> _EXERCISE REQUIREMENTS_: Write out every entry exactly as it stands.

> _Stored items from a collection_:
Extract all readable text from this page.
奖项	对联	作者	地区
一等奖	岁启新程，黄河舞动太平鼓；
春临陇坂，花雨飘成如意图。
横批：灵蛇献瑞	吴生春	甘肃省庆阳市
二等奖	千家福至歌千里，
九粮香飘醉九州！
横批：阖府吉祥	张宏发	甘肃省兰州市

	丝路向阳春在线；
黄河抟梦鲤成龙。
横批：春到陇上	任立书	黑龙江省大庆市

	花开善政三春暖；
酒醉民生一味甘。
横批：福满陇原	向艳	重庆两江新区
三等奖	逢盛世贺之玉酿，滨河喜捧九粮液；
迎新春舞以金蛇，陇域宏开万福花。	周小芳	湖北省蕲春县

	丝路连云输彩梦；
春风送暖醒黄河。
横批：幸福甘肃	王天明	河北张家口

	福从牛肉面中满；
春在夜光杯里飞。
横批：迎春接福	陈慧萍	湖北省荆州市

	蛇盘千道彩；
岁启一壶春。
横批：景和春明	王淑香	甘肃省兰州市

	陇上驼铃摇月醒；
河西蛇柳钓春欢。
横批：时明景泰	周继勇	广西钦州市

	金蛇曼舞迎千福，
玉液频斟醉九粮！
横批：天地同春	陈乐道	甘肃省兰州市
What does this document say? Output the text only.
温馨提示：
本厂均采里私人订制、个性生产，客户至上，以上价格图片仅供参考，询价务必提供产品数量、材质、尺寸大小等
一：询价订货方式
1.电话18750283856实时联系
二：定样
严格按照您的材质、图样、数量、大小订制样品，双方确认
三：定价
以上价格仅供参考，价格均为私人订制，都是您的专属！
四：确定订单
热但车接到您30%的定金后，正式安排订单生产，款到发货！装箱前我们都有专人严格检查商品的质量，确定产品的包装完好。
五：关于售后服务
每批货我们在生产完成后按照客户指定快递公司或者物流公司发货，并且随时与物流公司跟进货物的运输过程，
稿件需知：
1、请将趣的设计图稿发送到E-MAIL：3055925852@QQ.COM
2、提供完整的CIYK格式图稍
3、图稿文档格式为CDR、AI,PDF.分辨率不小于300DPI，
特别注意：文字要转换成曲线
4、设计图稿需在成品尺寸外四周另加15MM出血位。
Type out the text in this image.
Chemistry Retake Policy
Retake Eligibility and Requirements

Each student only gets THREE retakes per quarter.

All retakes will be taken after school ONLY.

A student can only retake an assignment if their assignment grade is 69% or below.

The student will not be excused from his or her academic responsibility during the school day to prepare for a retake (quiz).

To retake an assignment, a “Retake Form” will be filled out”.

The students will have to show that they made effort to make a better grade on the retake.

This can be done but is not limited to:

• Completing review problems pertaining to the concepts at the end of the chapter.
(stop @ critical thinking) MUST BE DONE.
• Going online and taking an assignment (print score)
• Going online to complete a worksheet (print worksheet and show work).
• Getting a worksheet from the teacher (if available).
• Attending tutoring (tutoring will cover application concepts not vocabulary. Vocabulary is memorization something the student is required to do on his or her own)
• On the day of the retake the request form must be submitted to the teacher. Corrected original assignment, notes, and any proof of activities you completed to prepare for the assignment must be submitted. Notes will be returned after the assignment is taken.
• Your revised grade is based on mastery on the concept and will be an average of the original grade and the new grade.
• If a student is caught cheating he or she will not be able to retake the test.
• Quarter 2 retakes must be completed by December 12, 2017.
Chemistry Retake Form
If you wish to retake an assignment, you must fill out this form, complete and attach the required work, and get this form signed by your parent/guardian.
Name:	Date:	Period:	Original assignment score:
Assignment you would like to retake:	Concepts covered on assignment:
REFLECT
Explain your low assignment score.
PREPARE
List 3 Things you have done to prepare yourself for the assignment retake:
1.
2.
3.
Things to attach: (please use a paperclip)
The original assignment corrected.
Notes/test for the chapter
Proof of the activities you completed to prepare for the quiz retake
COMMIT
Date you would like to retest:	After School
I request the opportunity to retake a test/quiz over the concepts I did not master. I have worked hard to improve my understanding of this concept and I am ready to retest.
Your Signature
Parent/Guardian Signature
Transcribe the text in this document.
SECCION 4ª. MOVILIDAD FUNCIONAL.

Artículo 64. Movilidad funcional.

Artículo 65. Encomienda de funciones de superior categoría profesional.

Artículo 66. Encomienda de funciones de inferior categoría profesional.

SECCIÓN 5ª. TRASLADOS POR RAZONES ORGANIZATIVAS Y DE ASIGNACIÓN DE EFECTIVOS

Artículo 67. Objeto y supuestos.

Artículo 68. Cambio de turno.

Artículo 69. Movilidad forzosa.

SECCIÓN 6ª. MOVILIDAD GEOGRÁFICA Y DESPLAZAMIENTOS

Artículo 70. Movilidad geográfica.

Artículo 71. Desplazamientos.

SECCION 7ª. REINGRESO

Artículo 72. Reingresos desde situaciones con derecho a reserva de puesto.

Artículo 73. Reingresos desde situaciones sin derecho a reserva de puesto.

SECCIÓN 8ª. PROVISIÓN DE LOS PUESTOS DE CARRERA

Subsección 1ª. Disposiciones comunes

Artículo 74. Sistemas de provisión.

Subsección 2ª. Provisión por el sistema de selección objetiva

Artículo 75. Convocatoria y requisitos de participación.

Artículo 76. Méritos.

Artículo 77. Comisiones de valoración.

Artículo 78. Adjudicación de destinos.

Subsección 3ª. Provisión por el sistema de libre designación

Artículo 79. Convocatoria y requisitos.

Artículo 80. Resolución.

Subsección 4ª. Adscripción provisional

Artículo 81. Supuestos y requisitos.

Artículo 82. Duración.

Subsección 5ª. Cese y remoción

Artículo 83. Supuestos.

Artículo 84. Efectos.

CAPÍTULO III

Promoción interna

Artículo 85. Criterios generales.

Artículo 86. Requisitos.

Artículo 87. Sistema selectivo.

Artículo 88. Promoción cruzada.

> _SOLUTION TO THIS EXERCISE_:
Extract all readable text from this page.
奖项	对联	作者	地区
一等奖	岁启新程，黄河舞动太平鼓；
春临陇坂，花雨飘成如意图。
横批：灵蛇献瑞	吴生春	甘肃省庆阳市
二等奖	千家福至歌千里，
九粮香飘醉九州！
横批：阖府吉祥	张宏发	甘肃省兰州市

	丝路向阳春在线；
黄河抟梦鲤成龙。
横批：春到陇上	任立书	黑龙江省大庆市

	花开善政三春暖；
酒醉民生一味甘。
横批：福满陇原	向艳	重庆两江新区
三等奖	逢盛世贺之玉酿，滨河喜捧九粮液；
迎新春舞以金蛇，陇域宏开万福花。	周小芳	湖北省蕲春县

	丝路连云输彩梦；
春风送暖醒黄河。
横批：幸福甘肃	王天明	河北张家口

	福从牛肉面中满；
春在夜光杯里飞。
横批：迎春接福	陈慧萍	湖北省荆州市

	蛇盘千道彩；
岁启一壶春。
横批：景和春明	王淑香	甘肃省兰州市

	陇上驼铃摇月醒；
河西蛇柳钓春欢。
横批：时明景泰	周继勇	广西钦州市

	金蛇曼舞迎千福，
玉液频斟醉九粮！
横批：天地同春	陈乐道	甘肃省兰州市
What does this document say? Output the text only.
温馨提示：
本厂均采里私人订制、个性生产，客户至上，以上价格图片仅供参考，询价务必提供产品数量、材质、尺寸大小等
一：询价订货方式
1.电话18750283856实时联系
二：定样
严格按照您的材质、图样、数量、大小订制样品，双方确认
三：定价
以上价格仅供参考，价格均为私人订制，都是您的专属！
四：确定订单
热但车接到您30%的定金后，正式安排订单生产，款到发货！装箱前我们都有专人严格检查商品的质量，确定产品的包装完好。
五：关于售后服务
每批货我们在生产完成后按照客户指定快递公司或者物流公司发货，并且随时与物流公司跟进货物的运输过程，
稿件需知：
1、请将趣的设计图稿发送到E-MAIL：3055925852@QQ.COM
2、提供完整的CIYK格式图稍
3、图稿文档格式为CDR、AI,PDF.分辨率不小于300DPI，
特别注意：文字要转换成曲线
4、设计图稿需在成品尺寸外四周另加15MM出血位。
Type out the text in this image.
Chemistry Retake Policy
Retake Eligibility and Requirements

Each student only gets THREE retakes per quarter.

All retakes will be taken after school ONLY.

A student can only retake an assignment if their assignment grade is 69% or below.

The student will not be excused from his or her academic responsibility during the school day to prepare for a retake (quiz).

To retake an assignment, a “Retake Form” will be filled out”.

The students will have to show that they made effort to make a better grade on the retake.

This can be done but is not limited to:

• Completing review problems pertaining to the concepts at the end of the chapter.
(stop @ critical thinking) MUST BE DONE.
• Going online and taking an assignment (print score)
• Going online to complete a worksheet (print worksheet and show work).
• Getting a worksheet from the teacher (if available).
• Attending tutoring (tutoring will cover application concepts not vocabulary. Vocabulary is memorization something the student is required to do on his or her own)
• On the day of the retake the request form must be submitted to the teacher. Corrected original assignment, notes, and any proof of activities you completed to prepare for the assignment must be submitted. Notes will be returned after the assignment is taken.
• Your revised grade is based on mastery on the concept and will be an average of the original grade and the new grade.
• If a student is caught cheating he or she will not be able to retake the test.
• Quarter 2 retakes must be completed by December 12, 2017.
Chemistry Retake Form
If you wish to retake an assignment, you must fill out this form, complete and attach the required work, and get this form signed by your parent/guardian.
Name:	Date:	Period:	Original assignment score:
Assignment you would like to retake:	Concepts covered on assignment:
REFLECT
Explain your low assignment score.
PREPARE
List 3 Things you have done to prepare yourself for the assignment retake:
1.
2.
3.
Things to attach: (please use a paperclip)
The original assignment corrected.
Notes/test for the chapter
Proof of the activities you completed to prepare for the quiz retake
COMMIT
Date you would like to retest:	After School
I request the opportunity to retake a test/quiz over the concepts I did not master. I have worked hard to improve my understanding of this concept and I am ready to retest.
Your Signature
Parent/Guardian Signature
Transcribe the text in this document.
SECCION 4ª. MOVILIDAD FUNCIONAL.

Artículo 64. Movilidad funcional.

Artículo 65. Encomienda de funciones de superior categoría profesional.

Artículo 66. Encomienda de funciones de inferior categoría profesional.

SECCIÓN 5ª. TRASLADOS POR RAZONES ORGANIZATIVAS Y DE ASIGNACIÓN DE EFECTIVOS

Artículo 67. Objeto y supuestos.

Artículo 68. Cambio de turno.

Artículo 69. Movilidad forzosa.

SECCIÓN 6ª. MOVILIDAD GEOGRÁFICA Y DESPLAZAMIENTOS

Artículo 70. Movilidad geográfica.

Artículo 71. Desplazamientos.

SECCION 7ª. REINGRESO

Artículo 72. Reingresos desde situaciones con derecho a reserva de puesto.

Artículo 73. Reingresos desde situaciones sin derecho a reserva de puesto.

SECCIÓN 8ª. PROVISIÓN DE LOS PUESTOS DE CARRERA

Subsección 1ª. Disposiciones comunes

Artículo 74. Sistemas de provisión.

Subsección 2ª. Provisión por el sistema de selección objetiva

Artículo 75. Convocatoria y requisitos de participación.

Artículo 76. Méritos.

Artículo 77. Comisiones de valoración.

Artículo 78. Adjudicación de destinos.

Subsección 3ª. Provisión por el sistema de libre designación

Artículo 79. Convocatoria y requisitos.

Artículo 80. Resolución.

Subsección 4ª. Adscripción provisional

Artículo 81. Supuestos y requisitos.

Artículo 82. Duración.

Subsección 5ª. Cese y remoción

Artículo 83. Supuestos.

Artículo 84. Efectos.

CAPÍTULO III

Promoción interna

Artículo 85. Criterios generales.

Artículo 86. Requisitos.

Artículo 87. Sistema selectivo.

Artículo 88. Promoción cruzada.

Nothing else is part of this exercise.